▶ WHAT TO DO
Keep the wording of each record exactly the same when you repeat it, and leave out pictures.
Begin TASK INPUTS
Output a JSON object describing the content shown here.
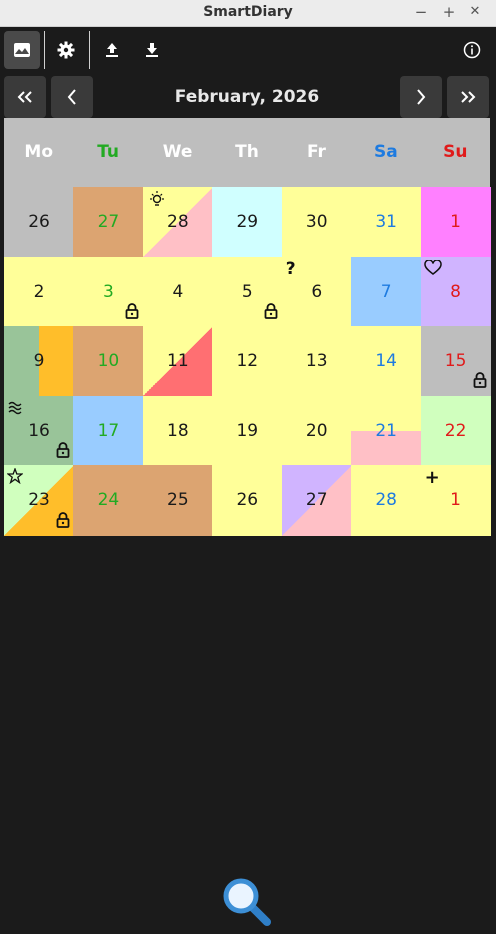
{
  "window": {
    "title": "SmartDiary",
    "minimize": "−",
    "maximize": "+",
    "close": "✕"
  },
  "nav": {
    "month_label": "February, 2026"
  },
  "weekdays": [
    {
      "label": "Mo",
      "color": "#ffffff"
    },
    {
      "label": "Tu",
      "color": "#22aa22"
    },
    {
      "label": "We",
      "color": "#ffffff"
    },
    {
      "label": "Th",
      "color": "#ffffff"
    },
    {
      "label": "Fr",
      "color": "#ffffff"
    },
    {
      "label": "Sa",
      "color": "#1e7be0"
    },
    {
      "label": "Su",
      "color": "#e01b1b"
    }
  ],
  "colors": {
    "yellow": "#ffff99",
    "gray": "#bebebe",
    "tan": "#dca471",
    "pink": "#ffc0c6",
    "cyan": "#d0ffff",
    "magenta": "#ff80ff",
    "lightblue": "#99ccff",
    "lavender": "#d0b4ff",
    "green": "#99c499",
    "orange": "#ffbe2a",
    "red": "#ff6f72",
    "lightgreen": "#d0ffbe",
    "text_black": "#1a1a1a",
    "text_green": "#22aa22",
    "text_blue": "#1e7be0",
    "text_red": "#e01b1b",
    "accent_search": "#3d8fd6"
  },
  "weeks": [
    [
      {
        "day": "26",
        "bg": "gray",
        "text": "black"
      },
      {
        "day": "27",
        "bg": "tan",
        "text": "green"
      },
      {
        "day": "28",
        "bg": "yellow",
        "tri": "pink",
        "text": "black",
        "icon": "lightbulb-icon"
      },
      {
        "day": "29",
        "bg": "cyan",
        "text": "black"
      },
      {
        "day": "30",
        "bg": "yellow",
        "text": "black"
      },
      {
        "day": "31",
        "bg": "yellow",
        "text": "blue"
      },
      {
        "day": "1",
        "bg": "magenta",
        "text": "red"
      }
    ],
    [
      {
        "day": "2",
        "bg": "yellow",
        "text": "black"
      },
      {
        "day": "3",
        "bg": "yellow",
        "text": "green",
        "lock": true
      },
      {
        "day": "4",
        "bg": "yellow",
        "text": "black"
      },
      {
        "day": "5",
        "bg": "yellow",
        "text": "black",
        "lock": true
      },
      {
        "day": "6",
        "bg": "yellow",
        "text": "black",
        "icon": "question-icon"
      },
      {
        "day": "7",
        "bg": "lightblue",
        "text": "blue"
      },
      {
        "day": "8",
        "bg": "lavender",
        "text": "red",
        "icon": "heart-icon"
      }
    ],
    [
      {
        "day": "9",
        "bg": "green",
        "right": "orange",
        "text": "black"
      },
      {
        "day": "10",
        "bg": "tan",
        "text": "green"
      },
      {
        "day": "11",
        "bg": "yellow",
        "tri": "red",
        "text": "black"
      },
      {
        "day": "12",
        "bg": "yellow",
        "text": "black"
      },
      {
        "day": "13",
        "bg": "yellow",
        "text": "black"
      },
      {
        "day": "14",
        "bg": "yellow",
        "text": "blue"
      },
      {
        "day": "15",
        "bg": "gray",
        "text": "red",
        "lock": true
      }
    ],
    [
      {
        "day": "16",
        "bg": "green",
        "text": "black",
        "lock": true,
        "icon": "wave-icon"
      },
      {
        "day": "17",
        "bg": "lightblue",
        "text": "green"
      },
      {
        "day": "18",
        "bg": "yellow",
        "text": "black"
      },
      {
        "day": "19",
        "bg": "yellow",
        "text": "black"
      },
      {
        "day": "20",
        "bg": "yellow",
        "text": "black"
      },
      {
        "day": "21",
        "bg": "yellow",
        "bottom": "pink",
        "text": "blue"
      },
      {
        "day": "22",
        "bg": "lightgreen",
        "text": "red"
      }
    ],
    [
      {
        "day": "23",
        "bg": "lightgreen",
        "tri": "orange",
        "text": "black",
        "lock": true,
        "icon": "star-icon"
      },
      {
        "day": "24",
        "bg": "tan",
        "text": "green"
      },
      {
        "day": "25",
        "bg": "tan",
        "text": "black"
      },
      {
        "day": "26",
        "bg": "yellow",
        "text": "black"
      },
      {
        "day": "27",
        "bg": "lavender",
        "tri": "pink",
        "text": "black"
      },
      {
        "day": "28",
        "bg": "yellow",
        "text": "blue"
      },
      {
        "day": "1",
        "bg": "yellow",
        "text": "red",
        "icon": "plus-icon"
      }
    ]
  ]
}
End TASK INPUTS
▶ THE OUTPUT
Output a JSON object describing the content shown here.
{
  "window": {
    "title": "SmartDiary",
    "minimize": "−",
    "maximize": "+",
    "close": "✕"
  },
  "nav": {
    "month_label": "February, 2026"
  },
  "weekdays": [
    {
      "label": "Mo",
      "color": "#ffffff"
    },
    {
      "label": "Tu",
      "color": "#22aa22"
    },
    {
      "label": "We",
      "color": "#ffffff"
    },
    {
      "label": "Th",
      "color": "#ffffff"
    },
    {
      "label": "Fr",
      "color": "#ffffff"
    },
    {
      "label": "Sa",
      "color": "#1e7be0"
    },
    {
      "label": "Su",
      "color": "#e01b1b"
    }
  ],
  "colors": {
    "yellow": "#ffff99",
    "gray": "#bebebe",
    "tan": "#dca471",
    "pink": "#ffc0c6",
    "cyan": "#d0ffff",
    "magenta": "#ff80ff",
    "lightblue": "#99ccff",
    "lavender": "#d0b4ff",
    "green": "#99c499",
    "orange": "#ffbe2a",
    "red": "#ff6f72",
    "lightgreen": "#d0ffbe",
    "text_black": "#1a1a1a",
    "text_green": "#22aa22",
    "text_blue": "#1e7be0",
    "text_red": "#e01b1b",
    "accent_search": "#3d8fd6"
  },
  "weeks": [
    [
      {
        "day": "26",
        "bg": "gray",
        "text": "black"
      },
      {
        "day": "27",
        "bg": "tan",
        "text": "green"
      },
      {
        "day": "28",
        "bg": "yellow",
        "tri": "pink",
        "text": "black",
        "icon": "lightbulb-icon"
      },
      {
        "day": "29",
        "bg": "cyan",
        "text": "black"
      },
      {
        "day": "30",
        "bg": "yellow",
        "text": "black"
      },
      {
        "day": "31",
        "bg": "yellow",
        "text": "blue"
      },
      {
        "day": "1",
        "bg": "magenta",
        "text": "red"
      }
    ],
    [
      {
        "day": "2",
        "bg": "yellow",
        "text": "black"
      },
      {
        "day": "3",
        "bg": "yellow",
        "text": "green",
        "lock": true
      },
      {
        "day": "4",
        "bg": "yellow",
        "text": "black"
      },
      {
        "day": "5",
        "bg": "yellow",
        "text": "black",
        "lock": true
      },
      {
        "day": "6",
        "bg": "yellow",
        "text": "black",
        "icon": "question-icon"
      },
      {
        "day": "7",
        "bg": "lightblue",
        "text": "blue"
      },
      {
        "day": "8",
        "bg": "lavender",
        "text": "red",
        "icon": "heart-icon"
      }
    ],
    [
      {
        "day": "9",
        "bg": "green",
        "right": "orange",
        "text": "black"
      },
      {
        "day": "10",
        "bg": "tan",
        "text": "green"
      },
      {
        "day": "11",
        "bg": "yellow",
        "tri": "red",
        "text": "black"
      },
      {
        "day": "12",
        "bg": "yellow",
        "text": "black"
      },
      {
        "day": "13",
        "bg": "yellow",
        "text": "black"
      },
      {
        "day": "14",
        "bg": "yellow",
        "text": "blue"
      },
      {
        "day": "15",
        "bg": "gray",
        "text": "red",
        "lock": true
      }
    ],
    [
      {
        "day": "16",
        "bg": "green",
        "text": "black",
        "lock": true,
        "icon": "wave-icon"
      },
      {
        "day": "17",
        "bg": "lightblue",
        "text": "green"
      },
      {
        "day": "18",
        "bg": "yellow",
        "text": "black"
      },
      {
        "day": "19",
        "bg": "yellow",
        "text": "black"
      },
      {
        "day": "20",
        "bg": "yellow",
        "text": "black"
      },
      {
        "day": "21",
        "bg": "yellow",
        "bottom": "pink",
        "text": "blue"
      },
      {
        "day": "22",
        "bg": "lightgreen",
        "text": "red"
      }
    ],
    [
      {
        "day": "23",
        "bg": "lightgreen",
        "tri": "orange",
        "text": "black",
        "lock": true,
        "icon": "star-icon"
      },
      {
        "day": "24",
        "bg": "tan",
        "text": "green"
      },
      {
        "day": "25",
        "bg": "tan",
        "text": "black"
      },
      {
        "day": "26",
        "bg": "yellow",
        "text": "black"
      },
      {
        "day": "27",
        "bg": "lavender",
        "tri": "pink",
        "text": "black"
      },
      {
        "day": "28",
        "bg": "yellow",
        "text": "blue"
      },
      {
        "day": "1",
        "bg": "yellow",
        "text": "red",
        "icon": "plus-icon"
      }
    ]
  ]
}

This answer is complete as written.